- Challenge
Could you write out the records below exactly as they appear, leaving out any pictures?

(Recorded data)
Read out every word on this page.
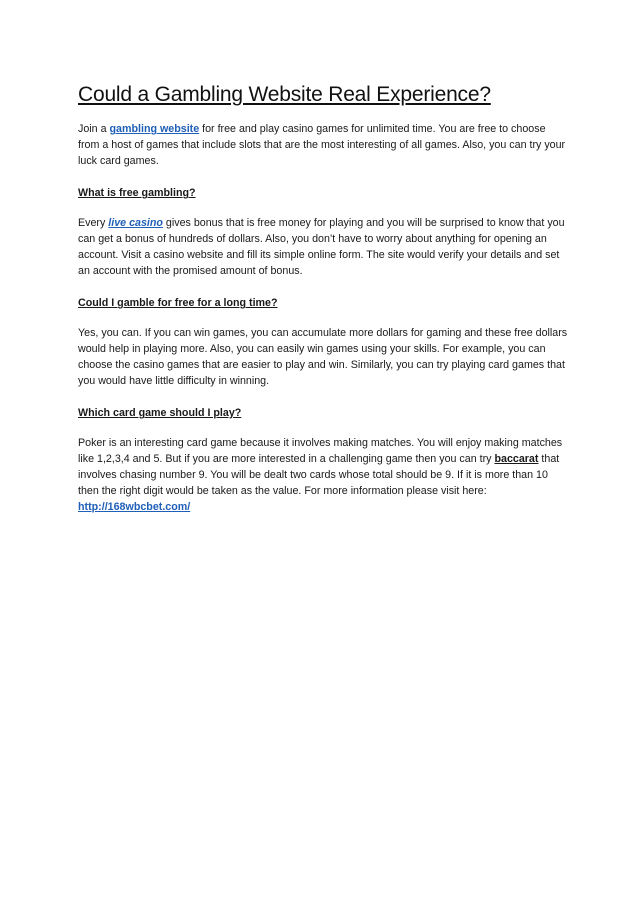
Could a Gambling Website Real Experience?

Join a gambling website for free and play casino games for unlimited time. You are free to choose from a host of games that include slots that are the most interesting of all games. Also, you can try your luck card games.

What is free gambling?

Every live casino gives bonus that is free money for playing and you will be surprised to know that you can get a bonus of hundreds of dollars. Also, you don’t have to worry about anything for opening an account. Visit a casino website and fill its simple online form. The site would verify your details and set an account with the promised amount of bonus.

Could I gamble for free for a long time?

Yes, you can. If you can win games, you can accumulate more dollars for gaming and these free dollars would help in playing more. Also, you can easily win games using your skills. For example, you can choose the casino games that are easier to play and win. Similarly, you can try playing card games that you would have little difficulty in winning.

Which card game should I play?

Poker is an interesting card game because it involves making matches. You will enjoy making matches like 1,2,3,4 and 5. But if you are more interested in a challenging game then you can try baccarat that involves chasing number 9. You will be dealt two cards whose total should be 9. If it is more than 10 then the right digit would be taken as the value. For more information please visit here: http://168wbcbet.com/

- Result of the task
Read out every word on this page.
Could a Gambling Website Real Experience?

Join a gambling website for free and play casino games for unlimited time. You are free to choose from a host of games that include slots that are the most interesting of all games. Also, you can try your luck card games.

What is free gambling?

Every live casino gives bonus that is free money for playing and you will be surprised to know that you can get a bonus of hundreds of dollars. Also, you don’t have to worry about anything for opening an account. Visit a casino website and fill its simple online form. The site would verify your details and set an account with the promised amount of bonus.

Could I gamble for free for a long time?

Yes, you can. If you can win games, you can accumulate more dollars for gaming and these free dollars would help in playing more. Also, you can easily win games using your skills. For example, you can choose the casino games that are easier to play and win. Similarly, you can try playing card games that you would have little difficulty in winning.

Which card game should I play?

Poker is an interesting card game because it involves making matches. You will enjoy making matches like 1,2,3,4 and 5. But if you are more interested in a challenging game then you can try baccarat that involves chasing number 9. You will be dealt two cards whose total should be 9. If it is more than 10 then the right digit would be taken as the value. For more information please visit here: http://168wbcbet.com/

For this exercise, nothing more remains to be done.